### Provided text ###

Sunday, November 04, 2007
Sunday morning. We are back in the land of cell phone and internet connections after camping in Chaco Canyon (last night a mere 28 degrees), an unforgettable experience. Our tent backed up against massive boulders; when the sun came up, the temperature immediately jumped 20 degrees. Canyon Towhees hopped around camp as if we would feed them, but all is protected here, ruins, animals, even the ground we walk upon. In fact, Chaco Canyon is a sacred place, made nearly inaccessible by the heavily washboarded gravel road of 16 miles (rangers want the road to stay as is as they live in Chaco Canyon or drive government cars; workers prefer a paved road, given their experience of rattle-me-bones rides and break-downs in private cars).
Chaco Canyon resonates in the imagination. We continued our study of Puebloan peoples, hiked along Petroglyph Trail and the challenging Pueblo Alto canyon rim trail to the Pueblo Alto complex (4.5 miles). Imagine a stone trail straight up. Ancient Puebloans climbed to the tops of the mesa using toe and hand holds. We clambered over large stones, slowly, at every step thanking any spirit who listened for our walking sticks. No one can explain with any certainty what motivated these peoples, why they came and why about 1100-1200, they simply left. Over 150 great houses were built here, complete with many circular underground rooms (kivas), used primarily (archaeologists say) for ceremony, prayer and community meetings. Most of the hundreds of rooms in the great houses do not show evidence they were lived in, though hundreds of thousands of hours of work went into building these massive stone building complexes, perhaps somewhat like our urban areas, where people live in one place and work and pray in others.
The researchers know quite a bit about what materials were used, when buildings were built, and they are beginning to understand how the buildings were connected in some larger patterns. Astroarcheologists discovered three great stones at the very top of Fajada Butte (see picture at top of this entry) that cast sunlight onto a stone circle carved on the cliff face in such a way as to predict the winter and summer solstice accurately. Fajada Butte is now closed, though, as the added weight of people visiting this site (primarily researchers) compacted the soil, leading to erosion. The three great stones settled, throwing off how that splinter of light that crossed the stone circle, after so many hundreds of years, no longer a predictor of the solstices.
Hiking along the Pueblo Alto Canyon Rim trail, we were able to see Pueblo Bonito from above, its half circle architecture setting a pattern for all of the great houses in the canyon and beyond. This is the oldest great house (850 to 1150), oriented to the sun, the moon, the sacred mountains and mesas, and to other shrines and great houses throughout this region. The photo I took doesn't do justice to the scale of this Great House, comprised of over 100 ground-floor and upper-story rooms with between 3-5 kivas in its first phase of construction (850-950). Even the ways the walls were constructed is fascinating, finely shaped bricks chipped from stone, arranged in beautiful patterns at times, covered with a mud plaster veneer and painted, though the paint and designs are long washed away. What remains are the bricks. Any wall is made of two outer walls of carefully shaped stones; inside the two walls is a "fill" of mud and sandstone rocks roughly shaped into bricks. And the great plaza all encircled with protective walls.

### Information provided ###

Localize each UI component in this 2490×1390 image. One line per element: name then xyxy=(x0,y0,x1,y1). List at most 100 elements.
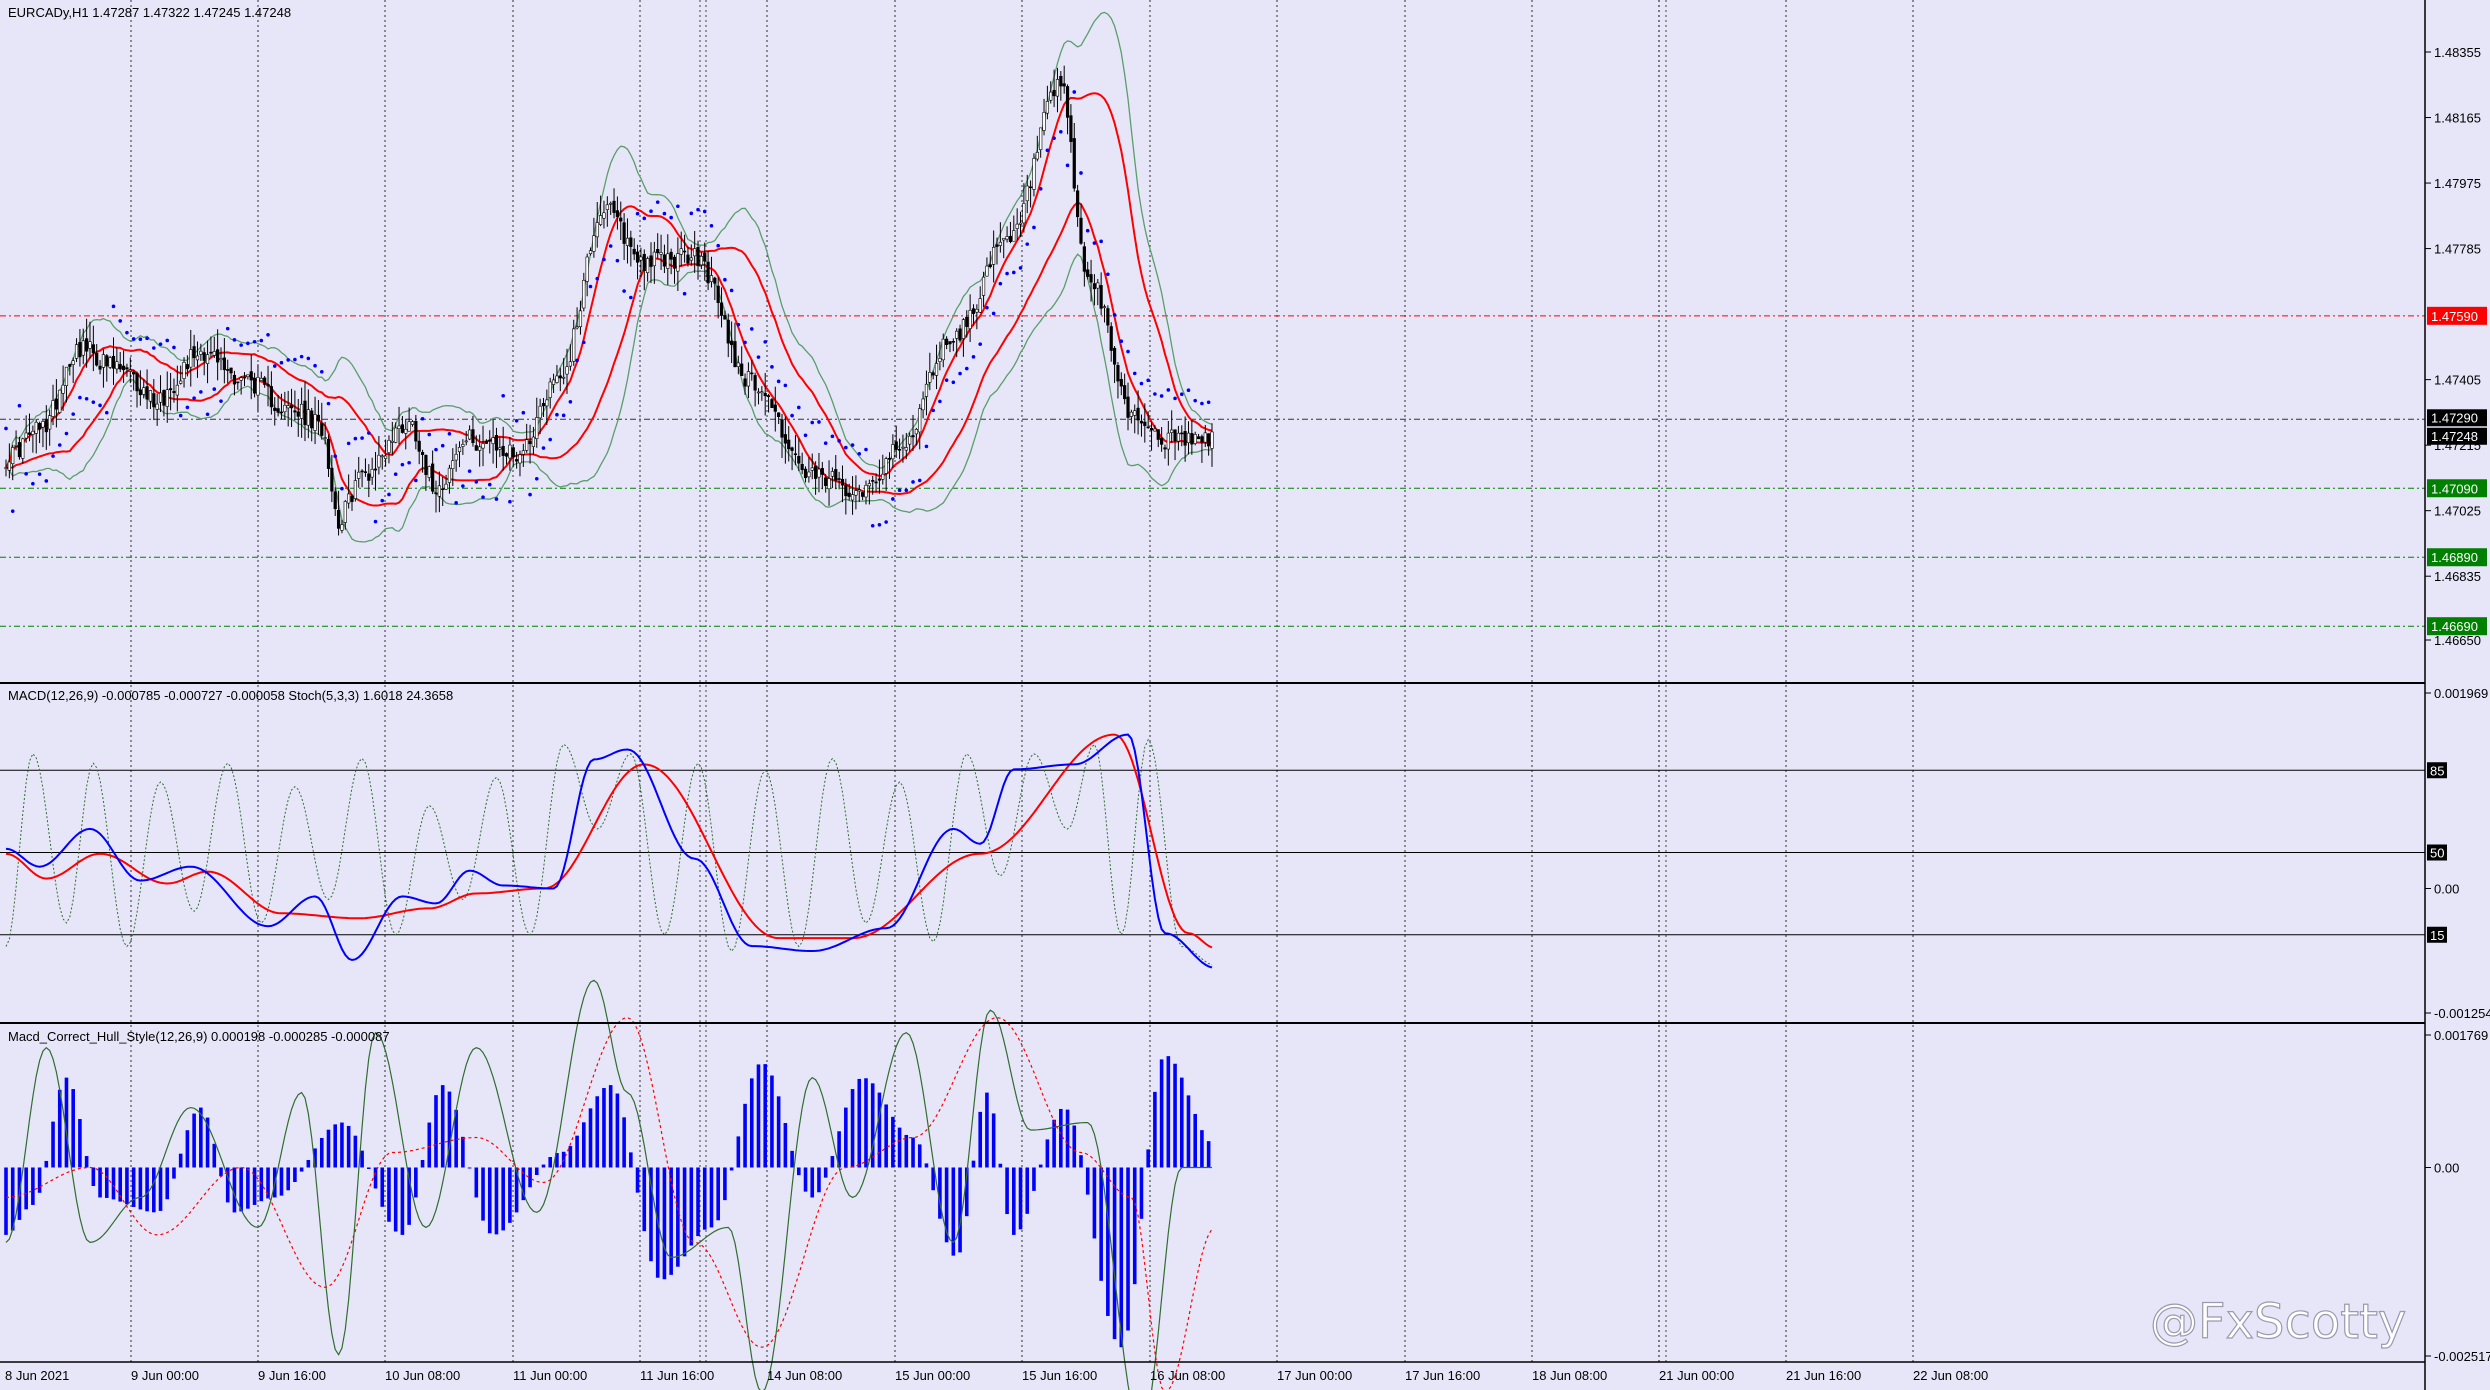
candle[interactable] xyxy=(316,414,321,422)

###

What you should do>
Can you pick up the Chaco Canyon travel entry after its last sentence and carry it on? This task doesn't need any of the material.

Result of this exercise>
Also along the Pueblo Alto rim trail, we saw the famous hand and toe holds ancient Puebloans used to climb to the mesa top, and a very old stone circle high on the mesa top overlooking the canyon floor, about 20 feet in diameter, used for ceremony. Offerings of turquoise were sometimes left in small hand-sized round polished holes cut out of the sandstone. And then we saw petroglyphs which have only partial descriptions in guidebooks. Our favorite petroglyph, 35 feet high above the Petroglyph trail, and thankfully free of conemporary graffiti, shows a human/supernatural figure, a mountain goat and a Katsina mask.
Which brings me to muggles. We saw muggles in Chaco Canyon. Despite clear signs posted everywhere that these sites should be treated as sacred, people touched or sat on kiva walls, spoke loudly, and hiked off trail. The worst muggles we saw let dogs loose in Casa Rinconada. The first we knew, three large dogs were chasing a rabbit right through this Great House site and up the side of the mesa wall, despite signs that said no pets. Even the earliest researchers were unwittingly muggles as they burned kiva ladders for firewood in the cold mesa back in the 1900s. So I have sympathy for the rangers who advocate keeping that gravel road as a deterrent to too many visitors and those who insist on covering up these ruins to protect them. No excavations are planned; today, researchers use a kind of technology that allows them to analyze the contents under the soil without digging.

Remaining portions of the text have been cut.